- Stated goal
Quote the data below in full, please, without altering anything.

- Data shown

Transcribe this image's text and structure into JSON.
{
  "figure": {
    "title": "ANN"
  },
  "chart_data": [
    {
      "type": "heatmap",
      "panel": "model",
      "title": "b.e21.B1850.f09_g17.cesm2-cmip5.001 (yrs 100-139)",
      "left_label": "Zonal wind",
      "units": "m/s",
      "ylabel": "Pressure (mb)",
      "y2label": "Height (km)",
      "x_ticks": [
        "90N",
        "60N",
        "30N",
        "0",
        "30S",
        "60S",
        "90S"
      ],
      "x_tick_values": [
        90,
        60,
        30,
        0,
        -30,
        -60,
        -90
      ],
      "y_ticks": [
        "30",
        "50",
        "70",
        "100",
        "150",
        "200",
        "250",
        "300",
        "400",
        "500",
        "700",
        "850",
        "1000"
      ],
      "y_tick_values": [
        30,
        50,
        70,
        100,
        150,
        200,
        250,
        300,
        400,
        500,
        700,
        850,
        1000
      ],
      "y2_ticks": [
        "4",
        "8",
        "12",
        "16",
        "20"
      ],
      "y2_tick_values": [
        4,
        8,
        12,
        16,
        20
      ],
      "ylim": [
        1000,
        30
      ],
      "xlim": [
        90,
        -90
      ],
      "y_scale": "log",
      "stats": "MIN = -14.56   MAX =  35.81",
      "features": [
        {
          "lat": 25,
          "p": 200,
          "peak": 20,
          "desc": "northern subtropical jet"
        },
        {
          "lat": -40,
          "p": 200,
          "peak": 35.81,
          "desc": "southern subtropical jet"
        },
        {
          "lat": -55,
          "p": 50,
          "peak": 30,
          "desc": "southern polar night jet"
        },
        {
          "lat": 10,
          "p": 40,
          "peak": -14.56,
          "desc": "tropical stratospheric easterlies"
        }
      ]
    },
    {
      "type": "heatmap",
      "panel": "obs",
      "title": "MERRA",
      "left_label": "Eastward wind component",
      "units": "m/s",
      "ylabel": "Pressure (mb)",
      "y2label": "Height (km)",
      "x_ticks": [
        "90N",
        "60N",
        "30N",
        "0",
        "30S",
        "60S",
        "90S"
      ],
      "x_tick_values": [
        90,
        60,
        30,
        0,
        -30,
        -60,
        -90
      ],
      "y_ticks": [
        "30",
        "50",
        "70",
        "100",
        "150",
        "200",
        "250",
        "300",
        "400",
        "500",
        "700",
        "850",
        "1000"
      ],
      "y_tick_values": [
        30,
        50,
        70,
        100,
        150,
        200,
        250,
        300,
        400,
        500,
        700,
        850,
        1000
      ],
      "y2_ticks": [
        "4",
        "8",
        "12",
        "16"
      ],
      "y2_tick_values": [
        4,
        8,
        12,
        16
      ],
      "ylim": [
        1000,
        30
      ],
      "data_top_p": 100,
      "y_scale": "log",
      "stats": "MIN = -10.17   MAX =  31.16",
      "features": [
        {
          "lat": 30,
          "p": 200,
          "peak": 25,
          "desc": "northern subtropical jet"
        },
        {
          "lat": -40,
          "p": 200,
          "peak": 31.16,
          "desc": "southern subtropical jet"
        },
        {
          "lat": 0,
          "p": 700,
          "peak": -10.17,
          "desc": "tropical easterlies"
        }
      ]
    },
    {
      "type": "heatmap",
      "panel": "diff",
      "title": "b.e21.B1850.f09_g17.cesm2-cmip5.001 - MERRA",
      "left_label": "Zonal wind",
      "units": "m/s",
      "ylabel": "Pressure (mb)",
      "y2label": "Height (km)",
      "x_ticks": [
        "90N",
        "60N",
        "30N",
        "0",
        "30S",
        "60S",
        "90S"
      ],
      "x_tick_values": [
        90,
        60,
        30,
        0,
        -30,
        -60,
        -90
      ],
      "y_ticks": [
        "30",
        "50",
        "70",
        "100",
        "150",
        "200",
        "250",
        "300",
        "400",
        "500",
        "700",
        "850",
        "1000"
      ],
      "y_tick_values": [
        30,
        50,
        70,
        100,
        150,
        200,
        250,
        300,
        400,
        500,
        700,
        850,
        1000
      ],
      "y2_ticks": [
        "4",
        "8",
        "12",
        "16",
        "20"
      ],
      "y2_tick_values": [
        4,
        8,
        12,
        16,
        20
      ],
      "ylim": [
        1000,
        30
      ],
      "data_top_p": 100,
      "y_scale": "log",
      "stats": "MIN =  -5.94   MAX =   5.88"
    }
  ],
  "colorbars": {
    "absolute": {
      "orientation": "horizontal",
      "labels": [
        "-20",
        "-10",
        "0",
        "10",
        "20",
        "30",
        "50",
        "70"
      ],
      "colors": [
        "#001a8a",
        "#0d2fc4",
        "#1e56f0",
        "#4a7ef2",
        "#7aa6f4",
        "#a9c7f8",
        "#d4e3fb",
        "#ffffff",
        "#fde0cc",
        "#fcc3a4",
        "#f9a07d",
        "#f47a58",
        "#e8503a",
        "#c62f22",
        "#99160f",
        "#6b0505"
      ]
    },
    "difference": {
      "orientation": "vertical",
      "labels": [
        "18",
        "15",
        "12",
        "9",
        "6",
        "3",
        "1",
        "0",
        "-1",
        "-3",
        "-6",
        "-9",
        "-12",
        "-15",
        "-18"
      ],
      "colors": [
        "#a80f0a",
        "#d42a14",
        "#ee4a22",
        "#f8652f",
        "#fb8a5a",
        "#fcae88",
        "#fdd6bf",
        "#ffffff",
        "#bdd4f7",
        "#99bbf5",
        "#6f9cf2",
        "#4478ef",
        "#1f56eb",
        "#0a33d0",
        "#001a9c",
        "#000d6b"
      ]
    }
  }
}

- Exercise result
Transcribe this image's text and structure into JSON.
{
  "figure": {
    "title": "ANN"
  },
  "chart_data": [
    {
      "type": "heatmap",
      "panel": "model",
      "title": "b.e21.B1850.f09_g17.cesm2-cmip5.001 (yrs 100-139)",
      "left_label": "Zonal wind",
      "units": "m/s",
      "ylabel": "Pressure (mb)",
      "y2label": "Height (km)",
      "x_ticks": [
        "90N",
        "60N",
        "30N",
        "0",
        "30S",
        "60S",
        "90S"
      ],
      "x_tick_values": [
        90,
        60,
        30,
        0,
        -30,
        -60,
        -90
      ],
      "y_ticks": [
        "30",
        "50",
        "70",
        "100",
        "150",
        "200",
        "250",
        "300",
        "400",
        "500",
        "700",
        "850",
        "1000"
      ],
      "y_tick_values": [
        30,
        50,
        70,
        100,
        150,
        200,
        250,
        300,
        400,
        500,
        700,
        850,
        1000
      ],
      "y2_ticks": [
        "4",
        "8",
        "12",
        "16",
        "20"
      ],
      "y2_tick_values": [
        4,
        8,
        12,
        16,
        20
      ],
      "ylim": [
        1000,
        30
      ],
      "xlim": [
        90,
        -90
      ],
      "y_scale": "log",
      "stats": "MIN = -14.56   MAX =  35.81",
      "features": [
        {
          "lat": 25,
          "p": 200,
          "peak": 20,
          "desc": "northern subtropical jet"
        },
        {
          "lat": -40,
          "p": 200,
          "peak": 35.81,
          "desc": "southern subtropical jet"
        },
        {
          "lat": -55,
          "p": 50,
          "peak": 30,
          "desc": "southern polar night jet"
        },
        {
          "lat": 10,
          "p": 40,
          "peak": -14.56,
          "desc": "tropical stratospheric easterlies"
        }
      ]
    },
    {
      "type": "heatmap",
      "panel": "obs",
      "title": "MERRA",
      "left_label": "Eastward wind component",
      "units": "m/s",
      "ylabel": "Pressure (mb)",
      "y2label": "Height (km)",
      "x_ticks": [
        "90N",
        "60N",
        "30N",
        "0",
        "30S",
        "60S",
        "90S"
      ],
      "x_tick_values": [
        90,
        60,
        30,
        0,
        -30,
        -60,
        -90
      ],
      "y_ticks": [
        "30",
        "50",
        "70",
        "100",
        "150",
        "200",
        "250",
        "300",
        "400",
        "500",
        "700",
        "850",
        "1000"
      ],
      "y_tick_values": [
        30,
        50,
        70,
        100,
        150,
        200,
        250,
        300,
        400,
        500,
        700,
        850,
        1000
      ],
      "y2_ticks": [
        "4",
        "8",
        "12",
        "16"
      ],
      "y2_tick_values": [
        4,
        8,
        12,
        16
      ],
      "ylim": [
        1000,
        30
      ],
      "data_top_p": 100,
      "y_scale": "log",
      "stats": "MIN = -10.17   MAX =  31.16",
      "features": [
        {
          "lat": 30,
          "p": 200,
          "peak": 25,
          "desc": "northern subtropical jet"
        },
        {
          "lat": -40,
          "p": 200,
          "peak": 31.16,
          "desc": "southern subtropical jet"
        },
        {
          "lat": 0,
          "p": 700,
          "peak": -10.17,
          "desc": "tropical easterlies"
        }
      ]
    },
    {
      "type": "heatmap",
      "panel": "diff",
      "title": "b.e21.B1850.f09_g17.cesm2-cmip5.001 - MERRA",
      "left_label": "Zonal wind",
      "units": "m/s",
      "ylabel": "Pressure (mb)",
      "y2label": "Height (km)",
      "x_ticks": [
        "90N",
        "60N",
        "30N",
        "0",
        "30S",
        "60S",
        "90S"
      ],
      "x_tick_values": [
        90,
        60,
        30,
        0,
        -30,
        -60,
        -90
      ],
      "y_ticks": [
        "30",
        "50",
        "70",
        "100",
        "150",
        "200",
        "250",
        "300",
        "400",
        "500",
        "700",
        "850",
        "1000"
      ],
      "y_tick_values": [
        30,
        50,
        70,
        100,
        150,
        200,
        250,
        300,
        400,
        500,
        700,
        850,
        1000
      ],
      "y2_ticks": [
        "4",
        "8",
        "12",
        "16",
        "20"
      ],
      "y2_tick_values": [
        4,
        8,
        12,
        16,
        20
      ],
      "ylim": [
        1000,
        30
      ],
      "data_top_p": 100,
      "y_scale": "log",
      "stats": "MIN =  -5.94   MAX =   5.88"
    }
  ],
  "colorbars": {
    "absolute": {
      "orientation": "horizontal",
      "labels": [
        "-20",
        "-10",
        "0",
        "10",
        "20",
        "30",
        "50",
        "70"
      ],
      "colors": [
        "#001a8a",
        "#0d2fc4",
        "#1e56f0",
        "#4a7ef2",
        "#7aa6f4",
        "#a9c7f8",
        "#d4e3fb",
        "#ffffff",
        "#fde0cc",
        "#fcc3a4",
        "#f9a07d",
        "#f47a58",
        "#e8503a",
        "#c62f22",
        "#99160f",
        "#6b0505"
      ]
    },
    "difference": {
      "orientation": "vertical",
      "labels": [
        "18",
        "15",
        "12",
        "9",
        "6",
        "3",
        "1",
        "0",
        "-1",
        "-3",
        "-6",
        "-9",
        "-12",
        "-15",
        "-18"
      ],
      "colors": [
        "#a80f0a",
        "#d42a14",
        "#ee4a22",
        "#f8652f",
        "#fb8a5a",
        "#fcae88",
        "#fdd6bf",
        "#ffffff",
        "#bdd4f7",
        "#99bbf5",
        "#6f9cf2",
        "#4478ef",
        "#1f56eb",
        "#0a33d0",
        "#001a9c",
        "#000d6b"
      ]
    }
  }
}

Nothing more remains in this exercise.